--- Source text ---
SCHOLAR ISLAND

Astronomy

 

"Let's teach our children from a very young age about the story of the universe and its incredible richness and beauty. It is already so much more glorious and awesome-and even comforting-than anything offered by any scripture or God concept I know."

-Carolyn Porco  (Senior research scientist at the Space Science Institute in Boulder, Colo)

 

 

"Matter within your fingernail could have spent billions of years exiled in intergalactic space before coming to rest in our solar system."

-James E. Geach  McGill University

 

 

"If a man in the heavens, moved and carried along by their daily motion, could see the earth distinctly and its mountains, valleys, rivers, cities , and castles, it would appear to him that the earth was moving in daily motion, just as to us on earth it seems as though the heavens are moving....One could then believe that the earth moves and not the heavens."

-Nicole Oresme (14th century Persian scholar)

 

 

"Throughout human existence we have looked to the sky. Were there perhaps moments involving a monolithic slab and a summer solstice sunrise as in Kubrick's Ape Prelude in 2001: A Space Odyssey? Why not? Astronomical observations predate writing. The human integration of events in the night sky into a larger view of human order seems to verify a hard wiring of the brain to confer upon celestial goings-on a pattern and organization. The movements of heavenly bodies have been recorded, noted, or remarked upon in an endless variety of ways, but the continuum of astronomical observation across cultures has been consistent."

Dick Teresi

Lost Discoveries: The Ancient Roots of Modern Science-from the Babylonians to the Maya

 

   "Ancient and medieval non-Western astronomy is pretelescope, naked-eye astronomy. Even without scopes, however, the ancient Indians, long before Copernicus, knew that the earth revolved around the sun and a thousand years before Kepler, knew that the orbits of the planets were elliptical; the Arabs invented the observatory and named most of our popular stars; the Chinese mapped the sky; and the Amerindians noted important astronomical events with daggers of light or optical snakes that thrill us to this day."

Dick Teresi

Ibid

 

"I sat at the window and as the objects on Earth put aside all their charm to draw attention, there still remained for me the starry sky as, of all showplaces, the most worthy of contemplation...I take on wings of light and soar through all spaces of the heavens. i never come far enough and the desire always grows to go still farther. In such reflections did I present to myself the Milky Way....this luminous arch, which stretches all around the firmament and decorates the world like a ring studded with germs, roused in me astonishment and wonderment."

-Johann Heinrich Lambert

 

 

"When I beheld them (the twelve constellations) I blessed; every time which they appeared. I blessed the Lord of Glory, who had made these great and splendid signs, that they might display the magnificence of his works to angels and to the souls of men; and that these might glorify all his works and operations; might see the effect of his power; might glorify the great labour of his hands; and bless him for ever."
--- Data ---
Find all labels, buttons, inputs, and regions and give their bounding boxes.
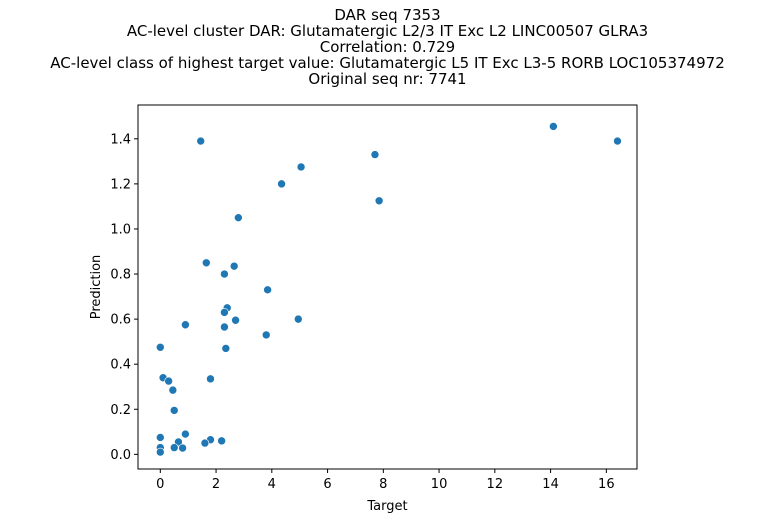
---
Tasks for this exercise →
a: In the astronomy quotations page, where is the Space Science Institute located?
b: Revise the astronomy quotations page by writing out the part starting at "SCHOLAR ISLAND" and ending at "in Boulder, Colo)", with "children" changed to "students".

Solutions to the problems →
a: In Boulder, Colo.

b:
SCHOLAR ISLAND

Astronomy

 

"Let's teach our students from a very young age about the story of the universe and its incredible richness and beauty. It is already so much more glorious and awesome-and even comforting-than anything offered by any scripture or God concept I know."

-Carolyn Porco  (Senior research scientist at the Space Science Institute in Boulder, Colo)